Entries provided:
--
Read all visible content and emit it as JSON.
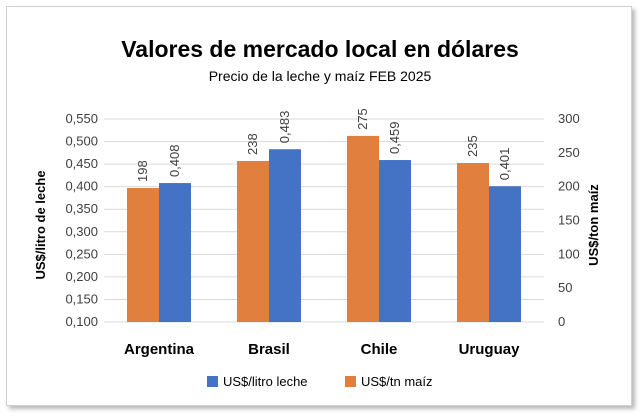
{
  "colors": {
    "leche": "#4472C4",
    "maiz": "#E07F3E",
    "grid": "#d9d9d9"
  },
  "chart_data": {
    "type": "bar",
    "title": "Valores de mercado local en dólares",
    "subtitle": "Precio de la leche y maíz FEB 2025",
    "categories": [
      "Argentina",
      "Brasil",
      "Chile",
      "Uruguay"
    ],
    "series": [
      {
        "name": "US$/litro leche",
        "axis": "left",
        "values": [
          0.408,
          0.483,
          0.459,
          0.401
        ],
        "labels": [
          "0,408",
          "0,483",
          "0,459",
          "0,401"
        ]
      },
      {
        "name": "US$/tn maíz",
        "axis": "right",
        "values": [
          198,
          238,
          275,
          235
        ],
        "labels": [
          "198",
          "238",
          "275",
          "235"
        ]
      }
    ],
    "ylabel": "US$/litro de leche",
    "y2label": "US$/ton maíz",
    "ylim": [
      0.1,
      0.55
    ],
    "y2lim": [
      0,
      300
    ],
    "yticks": [
      "0,100",
      "0,150",
      "0,200",
      "0,250",
      "0,300",
      "0,350",
      "0,400",
      "0,450",
      "0,500",
      "0,550"
    ],
    "y2ticks": [
      "0",
      "50",
      "100",
      "150",
      "200",
      "250",
      "300"
    ],
    "grid": true,
    "legend": "bottom"
  }
}
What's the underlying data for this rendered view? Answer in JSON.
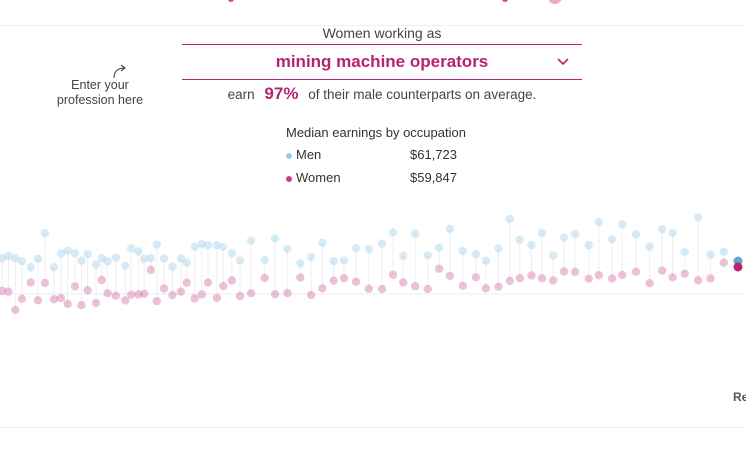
{
  "selector": {
    "heading": "Women working as",
    "occupation": "mining machine operators",
    "chevron_icon": "chevron-down-icon"
  },
  "hint": {
    "line1": "Enter your",
    "line2": "profession here",
    "arrow_icon": "curved-arrow-icon"
  },
  "summary": {
    "earn_prefix": "earn",
    "percent": "97%",
    "earn_suffix": "of their male counterparts on average."
  },
  "legend": {
    "title": "Median earnings by occupation",
    "men_label": "Men",
    "men_value": "$61,723",
    "women_label": "Women",
    "women_value": "$59,847"
  },
  "edge_label": "Re",
  "colors": {
    "accent": "#b6246f",
    "men": "#9ccbe6",
    "women": "#c2418a",
    "men_highlight": "#5fa6c9",
    "women_highlight": "#b6246f"
  }
}
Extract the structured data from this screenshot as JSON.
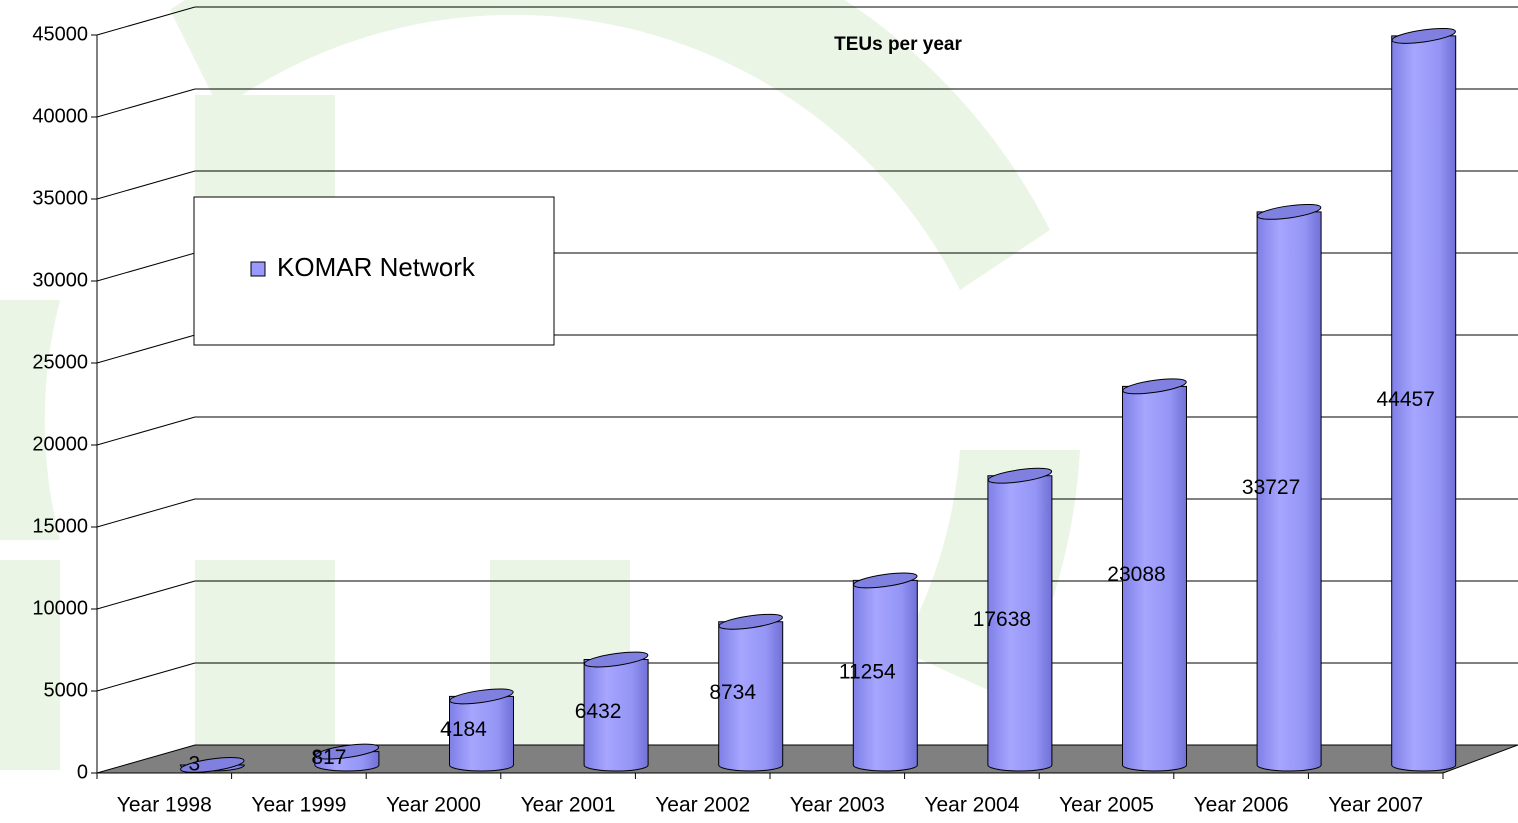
{
  "chart_data": {
    "type": "bar",
    "title": "TEUs per year",
    "categories": [
      "Year 1998",
      "Year 1999",
      "Year 2000",
      "Year 2001",
      "Year 2002",
      "Year 2003",
      "Year 2004",
      "Year 2005",
      "Year 2006",
      "Year 2007"
    ],
    "series": [
      {
        "name": "KOMAR Network",
        "color": "#9999ff",
        "values": [
          3,
          817,
          4184,
          6432,
          8734,
          11254,
          17638,
          23088,
          33727,
          44457
        ]
      }
    ],
    "ylim": [
      0,
      45000
    ],
    "yticks": [
      0,
      5000,
      10000,
      15000,
      20000,
      25000,
      30000,
      35000,
      40000,
      45000
    ],
    "grid": true,
    "legend": "upper-left"
  }
}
--
Exercise aim: Pull out every line above that holds the word "occupation".

Response:
    "occupation": "mining machine operators",
    "title": "Median earnings by occupation",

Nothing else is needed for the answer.